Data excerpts
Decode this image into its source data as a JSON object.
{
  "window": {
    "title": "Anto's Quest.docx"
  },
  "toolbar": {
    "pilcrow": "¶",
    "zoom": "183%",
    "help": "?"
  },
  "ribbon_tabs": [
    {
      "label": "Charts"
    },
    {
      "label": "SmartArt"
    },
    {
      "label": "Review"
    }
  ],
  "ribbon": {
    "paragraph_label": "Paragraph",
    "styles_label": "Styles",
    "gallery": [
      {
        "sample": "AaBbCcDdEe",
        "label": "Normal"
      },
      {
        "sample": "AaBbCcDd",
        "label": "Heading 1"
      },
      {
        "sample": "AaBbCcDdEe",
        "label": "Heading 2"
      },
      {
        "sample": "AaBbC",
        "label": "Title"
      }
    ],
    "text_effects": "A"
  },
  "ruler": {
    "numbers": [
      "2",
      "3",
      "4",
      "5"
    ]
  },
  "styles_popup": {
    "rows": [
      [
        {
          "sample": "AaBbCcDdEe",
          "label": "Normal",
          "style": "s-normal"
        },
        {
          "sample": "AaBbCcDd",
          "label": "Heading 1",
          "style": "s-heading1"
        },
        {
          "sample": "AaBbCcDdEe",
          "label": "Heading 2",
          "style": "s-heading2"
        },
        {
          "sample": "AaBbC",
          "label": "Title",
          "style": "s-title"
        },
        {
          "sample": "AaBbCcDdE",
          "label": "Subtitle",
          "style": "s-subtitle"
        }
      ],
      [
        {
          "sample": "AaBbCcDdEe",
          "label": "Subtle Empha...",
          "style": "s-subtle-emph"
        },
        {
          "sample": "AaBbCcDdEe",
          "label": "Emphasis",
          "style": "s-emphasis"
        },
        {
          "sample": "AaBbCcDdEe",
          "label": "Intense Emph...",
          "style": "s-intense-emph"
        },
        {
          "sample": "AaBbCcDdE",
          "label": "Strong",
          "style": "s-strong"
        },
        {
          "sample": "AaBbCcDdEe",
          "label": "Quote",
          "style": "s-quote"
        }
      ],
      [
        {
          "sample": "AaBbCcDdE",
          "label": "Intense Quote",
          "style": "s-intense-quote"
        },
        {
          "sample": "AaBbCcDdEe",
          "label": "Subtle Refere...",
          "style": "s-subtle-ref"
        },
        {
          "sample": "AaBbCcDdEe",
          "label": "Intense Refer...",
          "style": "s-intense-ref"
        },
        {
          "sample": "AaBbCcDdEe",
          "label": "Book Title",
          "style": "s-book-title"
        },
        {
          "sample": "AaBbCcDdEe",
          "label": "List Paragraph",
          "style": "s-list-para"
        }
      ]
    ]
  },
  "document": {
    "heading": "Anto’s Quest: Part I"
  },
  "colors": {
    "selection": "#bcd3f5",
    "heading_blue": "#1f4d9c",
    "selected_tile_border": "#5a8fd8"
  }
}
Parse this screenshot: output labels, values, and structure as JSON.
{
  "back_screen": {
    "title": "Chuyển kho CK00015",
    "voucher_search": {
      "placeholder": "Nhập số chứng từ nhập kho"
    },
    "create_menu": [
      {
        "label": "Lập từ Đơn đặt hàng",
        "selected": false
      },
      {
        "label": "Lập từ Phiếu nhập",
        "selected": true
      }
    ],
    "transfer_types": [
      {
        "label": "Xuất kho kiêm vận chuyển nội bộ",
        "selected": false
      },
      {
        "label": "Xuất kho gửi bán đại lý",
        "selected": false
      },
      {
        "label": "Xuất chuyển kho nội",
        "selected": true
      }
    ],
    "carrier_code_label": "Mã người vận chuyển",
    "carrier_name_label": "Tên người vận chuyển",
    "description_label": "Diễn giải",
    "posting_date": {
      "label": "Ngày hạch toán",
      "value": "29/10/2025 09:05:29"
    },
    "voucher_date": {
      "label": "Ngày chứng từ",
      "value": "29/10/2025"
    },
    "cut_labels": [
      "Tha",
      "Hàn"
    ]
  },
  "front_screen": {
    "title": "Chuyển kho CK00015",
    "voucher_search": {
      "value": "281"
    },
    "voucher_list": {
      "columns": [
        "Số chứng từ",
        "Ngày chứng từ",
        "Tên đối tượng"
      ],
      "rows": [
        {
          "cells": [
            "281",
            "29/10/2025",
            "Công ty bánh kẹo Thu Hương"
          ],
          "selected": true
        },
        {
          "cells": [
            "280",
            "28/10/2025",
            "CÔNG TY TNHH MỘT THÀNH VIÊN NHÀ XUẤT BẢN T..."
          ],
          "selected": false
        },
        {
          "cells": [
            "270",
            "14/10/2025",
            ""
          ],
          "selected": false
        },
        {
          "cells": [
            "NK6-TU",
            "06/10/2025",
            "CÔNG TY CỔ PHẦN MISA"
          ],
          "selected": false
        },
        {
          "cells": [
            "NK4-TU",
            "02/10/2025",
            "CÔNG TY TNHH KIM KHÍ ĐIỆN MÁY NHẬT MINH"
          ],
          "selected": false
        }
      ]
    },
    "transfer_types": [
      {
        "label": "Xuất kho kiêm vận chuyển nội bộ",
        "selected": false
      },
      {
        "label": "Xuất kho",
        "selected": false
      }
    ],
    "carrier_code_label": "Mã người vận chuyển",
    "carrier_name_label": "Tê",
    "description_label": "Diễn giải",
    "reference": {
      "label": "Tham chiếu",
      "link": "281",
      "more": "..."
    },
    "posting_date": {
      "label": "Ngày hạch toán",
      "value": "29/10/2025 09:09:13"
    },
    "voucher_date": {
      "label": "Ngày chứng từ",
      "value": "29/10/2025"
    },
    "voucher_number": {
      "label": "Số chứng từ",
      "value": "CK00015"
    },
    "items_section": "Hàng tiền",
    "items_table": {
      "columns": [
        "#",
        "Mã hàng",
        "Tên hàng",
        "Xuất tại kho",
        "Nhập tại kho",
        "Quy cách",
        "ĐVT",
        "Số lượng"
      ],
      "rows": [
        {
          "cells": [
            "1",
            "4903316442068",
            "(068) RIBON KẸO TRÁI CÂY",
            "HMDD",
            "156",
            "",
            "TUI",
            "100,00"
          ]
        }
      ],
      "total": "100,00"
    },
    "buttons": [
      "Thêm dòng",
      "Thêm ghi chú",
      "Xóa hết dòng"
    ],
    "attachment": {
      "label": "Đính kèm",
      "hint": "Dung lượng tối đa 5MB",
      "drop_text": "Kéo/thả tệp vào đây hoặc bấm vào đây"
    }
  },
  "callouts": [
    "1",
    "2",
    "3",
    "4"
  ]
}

• **CHALLENGE**:
Exactly reproduce every line found in the records.

• **ANSWER TO THIS EXERCISE**:
Decode this image into its source data as a JSON object.
{
  "window": {
    "title": "Anto's Quest.docx"
  },
  "toolbar": {
    "pilcrow": "¶",
    "zoom": "183%",
    "help": "?"
  },
  "ribbon_tabs": [
    {
      "label": "Charts"
    },
    {
      "label": "SmartArt"
    },
    {
      "label": "Review"
    }
  ],
  "ribbon": {
    "paragraph_label": "Paragraph",
    "styles_label": "Styles",
    "gallery": [
      {
        "sample": "AaBbCcDdEe",
        "label": "Normal"
      },
      {
        "sample": "AaBbCcDd",
        "label": "Heading 1"
      },
      {
        "sample": "AaBbCcDdEe",
        "label": "Heading 2"
      },
      {
        "sample": "AaBbC",
        "label": "Title"
      }
    ],
    "text_effects": "A"
  },
  "ruler": {
    "numbers": [
      "2",
      "3",
      "4",
      "5"
    ]
  },
  "styles_popup": {
    "rows": [
      [
        {
          "sample": "AaBbCcDdEe",
          "label": "Normal",
          "style": "s-normal"
        },
        {
          "sample": "AaBbCcDd",
          "label": "Heading 1",
          "style": "s-heading1"
        },
        {
          "sample": "AaBbCcDdEe",
          "label": "Heading 2",
          "style": "s-heading2"
        },
        {
          "sample": "AaBbC",
          "label": "Title",
          "style": "s-title"
        },
        {
          "sample": "AaBbCcDdE",
          "label": "Subtitle",
          "style": "s-subtitle"
        }
      ],
      [
        {
          "sample": "AaBbCcDdEe",
          "label": "Subtle Empha...",
          "style": "s-subtle-emph"
        },
        {
          "sample": "AaBbCcDdEe",
          "label": "Emphasis",
          "style": "s-emphasis"
        },
        {
          "sample": "AaBbCcDdEe",
          "label": "Intense Emph...",
          "style": "s-intense-emph"
        },
        {
          "sample": "AaBbCcDdE",
          "label": "Strong",
          "style": "s-strong"
        },
        {
          "sample": "AaBbCcDdEe",
          "label": "Quote",
          "style": "s-quote"
        }
      ],
      [
        {
          "sample": "AaBbCcDdE",
          "label": "Intense Quote",
          "style": "s-intense-quote"
        },
        {
          "sample": "AaBbCcDdEe",
          "label": "Subtle Refere...",
          "style": "s-subtle-ref"
        },
        {
          "sample": "AaBbCcDdEe",
          "label": "Intense Refer...",
          "style": "s-intense-ref"
        },
        {
          "sample": "AaBbCcDdEe",
          "label": "Book Title",
          "style": "s-book-title"
        },
        {
          "sample": "AaBbCcDdEe",
          "label": "List Paragraph",
          "style": "s-list-para"
        }
      ]
    ]
  },
  "document": {
    "heading": "Anto’s Quest: Part I"
  },
  "colors": {
    "selection": "#bcd3f5",
    "heading_blue": "#1f4d9c",
    "selected_tile_border": "#5a8fd8"
  }
}
Parse this screenshot: output labels, values, and structure as JSON.
{
  "back_screen": {
    "title": "Chuyển kho CK00015",
    "voucher_search": {
      "placeholder": "Nhập số chứng từ nhập kho"
    },
    "create_menu": [
      {
        "label": "Lập từ Đơn đặt hàng",
        "selected": false
      },
      {
        "label": "Lập từ Phiếu nhập",
        "selected": true
      }
    ],
    "transfer_types": [
      {
        "label": "Xuất kho kiêm vận chuyển nội bộ",
        "selected": false
      },
      {
        "label": "Xuất kho gửi bán đại lý",
        "selected": false
      },
      {
        "label": "Xuất chuyển kho nội",
        "selected": true
      }
    ],
    "carrier_code_label": "Mã người vận chuyển",
    "carrier_name_label": "Tên người vận chuyển",
    "description_label": "Diễn giải",
    "posting_date": {
      "label": "Ngày hạch toán",
      "value": "29/10/2025 09:05:29"
    },
    "voucher_date": {
      "label": "Ngày chứng từ",
      "value": "29/10/2025"
    },
    "cut_labels": [
      "Tha",
      "Hàn"
    ]
  },
  "front_screen": {
    "title": "Chuyển kho CK00015",
    "voucher_search": {
      "value": "281"
    },
    "voucher_list": {
      "columns": [
        "Số chứng từ",
        "Ngày chứng từ",
        "Tên đối tượng"
      ],
      "rows": [
        {
          "cells": [
            "281",
            "29/10/2025",
            "Công ty bánh kẹo Thu Hương"
          ],
          "selected": true
        },
        {
          "cells": [
            "280",
            "28/10/2025",
            "CÔNG TY TNHH MỘT THÀNH VIÊN NHÀ XUẤT BẢN T..."
          ],
          "selected": false
        },
        {
          "cells": [
            "270",
            "14/10/2025",
            ""
          ],
          "selected": false
        },
        {
          "cells": [
            "NK6-TU",
            "06/10/2025",
            "CÔNG TY CỔ PHẦN MISA"
          ],
          "selected": false
        },
        {
          "cells": [
            "NK4-TU",
            "02/10/2025",
            "CÔNG TY TNHH KIM KHÍ ĐIỆN MÁY NHẬT MINH"
          ],
          "selected": false
        }
      ]
    },
    "transfer_types": [
      {
        "label": "Xuất kho kiêm vận chuyển nội bộ",
        "selected": false
      },
      {
        "label": "Xuất kho",
        "selected": false
      }
    ],
    "carrier_code_label": "Mã người vận chuyển",
    "carrier_name_label": "Tê",
    "description_label": "Diễn giải",
    "reference": {
      "label": "Tham chiếu",
      "link": "281",
      "more": "..."
    },
    "posting_date": {
      "label": "Ngày hạch toán",
      "value": "29/10/2025 09:09:13"
    },
    "voucher_date": {
      "label": "Ngày chứng từ",
      "value": "29/10/2025"
    },
    "voucher_number": {
      "label": "Số chứng từ",
      "value": "CK00015"
    },
    "items_section": "Hàng tiền",
    "items_table": {
      "columns": [
        "#",
        "Mã hàng",
        "Tên hàng",
        "Xuất tại kho",
        "Nhập tại kho",
        "Quy cách",
        "ĐVT",
        "Số lượng"
      ],
      "rows": [
        {
          "cells": [
            "1",
            "4903316442068",
            "(068) RIBON KẸO TRÁI CÂY",
            "HMDD",
            "156",
            "",
            "TUI",
            "100,00"
          ]
        }
      ],
      "total": "100,00"
    },
    "buttons": [
      "Thêm dòng",
      "Thêm ghi chú",
      "Xóa hết dòng"
    ],
    "attachment": {
      "label": "Đính kèm",
      "hint": "Dung lượng tối đa 5MB",
      "drop_text": "Kéo/thả tệp vào đây hoặc bấm vào đây"
    }
  },
  "callouts": [
    "1",
    "2",
    "3",
    "4"
  ]
}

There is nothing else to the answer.